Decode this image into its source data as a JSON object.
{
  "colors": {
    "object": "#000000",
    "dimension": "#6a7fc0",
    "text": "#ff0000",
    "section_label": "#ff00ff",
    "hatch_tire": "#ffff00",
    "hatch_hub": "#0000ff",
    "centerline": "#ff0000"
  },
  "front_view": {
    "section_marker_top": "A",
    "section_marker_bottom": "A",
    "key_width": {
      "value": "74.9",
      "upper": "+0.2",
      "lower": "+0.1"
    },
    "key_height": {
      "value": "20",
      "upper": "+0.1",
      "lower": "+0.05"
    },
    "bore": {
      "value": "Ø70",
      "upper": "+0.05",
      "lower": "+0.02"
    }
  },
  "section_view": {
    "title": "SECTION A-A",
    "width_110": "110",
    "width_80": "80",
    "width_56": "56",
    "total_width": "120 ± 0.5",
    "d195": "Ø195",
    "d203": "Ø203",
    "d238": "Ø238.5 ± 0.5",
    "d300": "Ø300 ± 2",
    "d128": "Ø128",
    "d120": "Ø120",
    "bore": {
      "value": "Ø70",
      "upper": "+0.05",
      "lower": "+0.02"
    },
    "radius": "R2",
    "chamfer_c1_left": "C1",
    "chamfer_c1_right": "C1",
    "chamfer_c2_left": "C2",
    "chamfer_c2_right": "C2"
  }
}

→ **TASK DETAILS**
Output each record exactly, leaving nothing out.

→ **IN RESPONSE**
Decode this image into its source data as a JSON object.
{
  "colors": {
    "object": "#000000",
    "dimension": "#6a7fc0",
    "text": "#ff0000",
    "section_label": "#ff00ff",
    "hatch_tire": "#ffff00",
    "hatch_hub": "#0000ff",
    "centerline": "#ff0000"
  },
  "front_view": {
    "section_marker_top": "A",
    "section_marker_bottom": "A",
    "key_width": {
      "value": "74.9",
      "upper": "+0.2",
      "lower": "+0.1"
    },
    "key_height": {
      "value": "20",
      "upper": "+0.1",
      "lower": "+0.05"
    },
    "bore": {
      "value": "Ø70",
      "upper": "+0.05",
      "lower": "+0.02"
    }
  },
  "section_view": {
    "title": "SECTION A-A",
    "width_110": "110",
    "width_80": "80",
    "width_56": "56",
    "total_width": "120 ± 0.5",
    "d195": "Ø195",
    "d203": "Ø203",
    "d238": "Ø238.5 ± 0.5",
    "d300": "Ø300 ± 2",
    "d128": "Ø128",
    "d120": "Ø120",
    "bore": {
      "value": "Ø70",
      "upper": "+0.05",
      "lower": "+0.02"
    },
    "radius": "R2",
    "chamfer_c1_left": "C1",
    "chamfer_c1_right": "C1",
    "chamfer_c2_left": "C2",
    "chamfer_c2_right": "C2"
  }
}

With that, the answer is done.